**Source text**
BEGIN

The Derailing Of INEC

Source: huhuonline.com

It may be too early in the day for anyone to allege that the Independent National Electoral Commission (INEC) is being derailed. But the truth of the matter is that it is indeed being derailed. And the department that would have prevented that derailment  through pointing to the powers INEC has under the law is the very department orchestrating the derailing. Pity that someone is opening the vault in which, happily, we thought the memory of Iwu had been buried; and those who should shout and yell in their own interest are watching! If they are part of the problem, watching while someone is committing judicial murder, then the lapse many thought could be attended to without much ado is a huge manhole on our way to credible elections.  

 
  It is either that those undermining the highly trumpeted integrity of the new INEC are not aware that Nigerians really do believe that the INEC of Professor Attahiru Jega will make a difference or they do not believe that the days of Professor Maurice Iwu can be over. I believe that Nigerians, if INEC is not seen to be acting above reproach, may be forced to review that comfortable trust they had in a body that they thought would perform magic in the elections. With what is happening with the handling of the list of those to contest elections in April, INEC has a lot of image redeeming to do.  

 
 
  INEC is a product of the law. It is even more. It is a product of the Constitution, being one of the executive bodies that the president is empowered to set up under section 153 of the Constitution. It is empowered to register voters for elections. It has exclusive power so to do. It is empowered to conduct elections, in fact all the elections in the country except elections to local government areas. Even in the last case, it is the only body that can provide the register of voters for the areas. It also has power to register political parties and moderate their operations. The operative instrument of INEC is the electoral act. It seems that every election has to have an electoral act. Since the return to civil rule in 1999, we have had as many electoral acts as there have been elections. The latest act, the one of 2010 as amended many times, is the operative one and it is with this act there seems to be problems. The problems seem to be compounded by the very department that would have resolved them through proper pointers to what the electoral body ought to do.  

 
 
  But listen to what Barrister Philip Umeadi, INEC National Commissioner in charge of Legal Services, was telling the Daily Trust of Wednesday, February 9 on why they replaced the name the Congress for Progressive Change (CPC) supplied as their candidate for the governorship slot for Kano State . He said Mohammed Abacha who was one of the candidates of the CPC that took part in the primaries for governor won the election and that was why they removed the name sent to INEC by the CPC and inerted Abacha's! 'We got a petition from Abacha (before the CPC submitted the list) and it was on that petition we acted.'  

 
  This is the most uninformed statement a person of the high office of INEC's legal services department can be credited with. If it is true that Barrister Umeadi said what he was reported to have said, then the Commission must meet and sort itself out so that the likes of Umeadi do not destroy the name the new INEC is trying to build. Umeadi must be told that the days when the old team of Maurice Iwu polluted our electoral space are over. The most effective way to tell it to him is to remove him before he destroys what Jega and his other hardworking colleagues have been doing.

END

**Information shown**
BEGIN

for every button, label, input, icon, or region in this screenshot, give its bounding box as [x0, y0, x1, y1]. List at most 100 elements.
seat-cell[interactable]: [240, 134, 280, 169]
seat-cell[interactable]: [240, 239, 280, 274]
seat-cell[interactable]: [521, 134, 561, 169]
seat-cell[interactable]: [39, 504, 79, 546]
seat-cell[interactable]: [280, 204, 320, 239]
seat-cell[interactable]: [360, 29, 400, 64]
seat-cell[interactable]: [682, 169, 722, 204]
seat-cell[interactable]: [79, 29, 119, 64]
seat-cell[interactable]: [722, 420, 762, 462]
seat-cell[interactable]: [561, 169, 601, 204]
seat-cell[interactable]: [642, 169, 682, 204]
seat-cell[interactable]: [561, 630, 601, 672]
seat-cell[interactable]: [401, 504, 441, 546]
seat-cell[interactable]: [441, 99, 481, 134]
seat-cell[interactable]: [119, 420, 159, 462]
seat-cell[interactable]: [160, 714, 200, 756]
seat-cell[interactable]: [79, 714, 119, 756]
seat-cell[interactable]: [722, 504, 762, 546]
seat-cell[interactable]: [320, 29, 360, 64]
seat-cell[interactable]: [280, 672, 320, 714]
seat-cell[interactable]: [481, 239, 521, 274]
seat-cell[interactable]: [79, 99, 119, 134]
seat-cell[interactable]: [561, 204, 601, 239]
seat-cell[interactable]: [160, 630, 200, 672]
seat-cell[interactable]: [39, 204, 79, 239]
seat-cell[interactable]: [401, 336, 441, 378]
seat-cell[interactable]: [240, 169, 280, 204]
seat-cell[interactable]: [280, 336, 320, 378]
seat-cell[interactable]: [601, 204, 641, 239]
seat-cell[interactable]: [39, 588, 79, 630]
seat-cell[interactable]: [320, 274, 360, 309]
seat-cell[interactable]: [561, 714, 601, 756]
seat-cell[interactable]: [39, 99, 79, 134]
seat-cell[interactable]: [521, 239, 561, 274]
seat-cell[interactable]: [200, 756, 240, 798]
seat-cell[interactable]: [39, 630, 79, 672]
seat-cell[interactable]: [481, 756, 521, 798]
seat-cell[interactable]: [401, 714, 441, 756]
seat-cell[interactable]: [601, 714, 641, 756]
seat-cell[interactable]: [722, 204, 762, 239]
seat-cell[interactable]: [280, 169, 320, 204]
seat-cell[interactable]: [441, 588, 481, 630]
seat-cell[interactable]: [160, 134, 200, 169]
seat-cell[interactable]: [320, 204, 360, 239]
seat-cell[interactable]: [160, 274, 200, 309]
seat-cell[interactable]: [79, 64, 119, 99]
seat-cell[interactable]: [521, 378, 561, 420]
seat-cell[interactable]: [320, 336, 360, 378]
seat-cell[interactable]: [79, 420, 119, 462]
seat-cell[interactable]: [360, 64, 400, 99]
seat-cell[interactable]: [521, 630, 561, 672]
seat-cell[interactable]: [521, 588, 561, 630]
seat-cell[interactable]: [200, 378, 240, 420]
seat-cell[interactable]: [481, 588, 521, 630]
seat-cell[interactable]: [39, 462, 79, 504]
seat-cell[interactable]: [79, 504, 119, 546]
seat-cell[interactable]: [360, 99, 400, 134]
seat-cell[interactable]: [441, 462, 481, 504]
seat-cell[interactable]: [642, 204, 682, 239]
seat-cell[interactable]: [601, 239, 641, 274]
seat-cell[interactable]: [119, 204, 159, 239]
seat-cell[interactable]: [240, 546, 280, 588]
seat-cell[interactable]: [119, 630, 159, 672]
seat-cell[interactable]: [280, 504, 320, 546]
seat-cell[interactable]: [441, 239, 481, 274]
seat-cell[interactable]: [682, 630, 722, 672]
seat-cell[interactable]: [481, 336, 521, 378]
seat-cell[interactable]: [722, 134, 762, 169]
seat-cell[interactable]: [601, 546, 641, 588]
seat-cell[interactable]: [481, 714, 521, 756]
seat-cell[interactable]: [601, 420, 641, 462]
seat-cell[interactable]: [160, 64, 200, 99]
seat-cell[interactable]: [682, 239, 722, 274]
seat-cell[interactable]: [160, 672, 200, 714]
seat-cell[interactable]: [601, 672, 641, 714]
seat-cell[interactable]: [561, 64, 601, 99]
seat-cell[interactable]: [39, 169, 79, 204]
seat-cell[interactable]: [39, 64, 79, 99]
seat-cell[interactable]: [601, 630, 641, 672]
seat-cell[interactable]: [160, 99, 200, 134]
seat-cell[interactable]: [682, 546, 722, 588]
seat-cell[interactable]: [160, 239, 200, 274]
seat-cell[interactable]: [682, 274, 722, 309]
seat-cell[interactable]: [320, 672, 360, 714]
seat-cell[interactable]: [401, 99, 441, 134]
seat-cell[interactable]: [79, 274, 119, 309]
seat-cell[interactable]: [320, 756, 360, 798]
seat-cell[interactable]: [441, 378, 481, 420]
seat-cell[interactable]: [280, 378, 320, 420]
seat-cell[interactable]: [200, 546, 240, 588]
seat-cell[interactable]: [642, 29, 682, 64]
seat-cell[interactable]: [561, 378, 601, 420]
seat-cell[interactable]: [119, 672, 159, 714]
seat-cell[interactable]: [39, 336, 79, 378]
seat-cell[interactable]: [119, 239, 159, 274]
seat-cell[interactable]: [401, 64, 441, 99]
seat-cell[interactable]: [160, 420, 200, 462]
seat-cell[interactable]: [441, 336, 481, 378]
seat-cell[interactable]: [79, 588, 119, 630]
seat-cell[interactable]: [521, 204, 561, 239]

END

**Objective 1**
According to the INEC article, under which section of the Constitution is the president empowered to set up INEC?
**Objective 2**
Please write the next few paragraphs of the INEC article, picking up after its final sentence.
The records have no connection to the INEC article.

**Response 1**
Section 153.

**Response 2**
 
 
  Where for God's sake is the word 'proactive' part of the provisions that would enable INEC remove the name submitted to it and insert another? Umeadi says Abacha reached out to them with a petition before the CPC sent in its list of nominees. He seems to be saying that there are two ways INEC can entertain and act on protests from those who feel aggrieved -- they may go to court to stop the submission of the list not favouring them, or be 'proactive' enough to send a petition to INEC. After the lists had been sent to it, Umeadi, in sorting out those who had been 'proactive', inserted the name of Mohammed Abacha as the governorship candidate of the CPC for Kano and removed the name the party submitted! This is blatant abuse of office because of the breach of the clear provisions of he law.  

 
 
  I do not know if there are provisions of the Electoral Act 2010 that can be more correct than the one published on INEC's website which I have in front of me as I write this. Two sections are relevant, sections 31 and 87. Section 31(1) demands that every political party must submit to the commission the list of the candidates the political party intends to sponsor at the election. It needs no special interpretation to see what is demanded. It is the political party that wants to contest an election that must sponsor the candidates it intends to sponsor. INEC is not a political party and can therefore not choose candidates for political parties. Any INEC official that endorses the action of the legal department headed by Philip Umeadi should be watched to expose whatever agenda they have to make Attahiru Jega fail in his mission to redeem the heavily dented image of INEC.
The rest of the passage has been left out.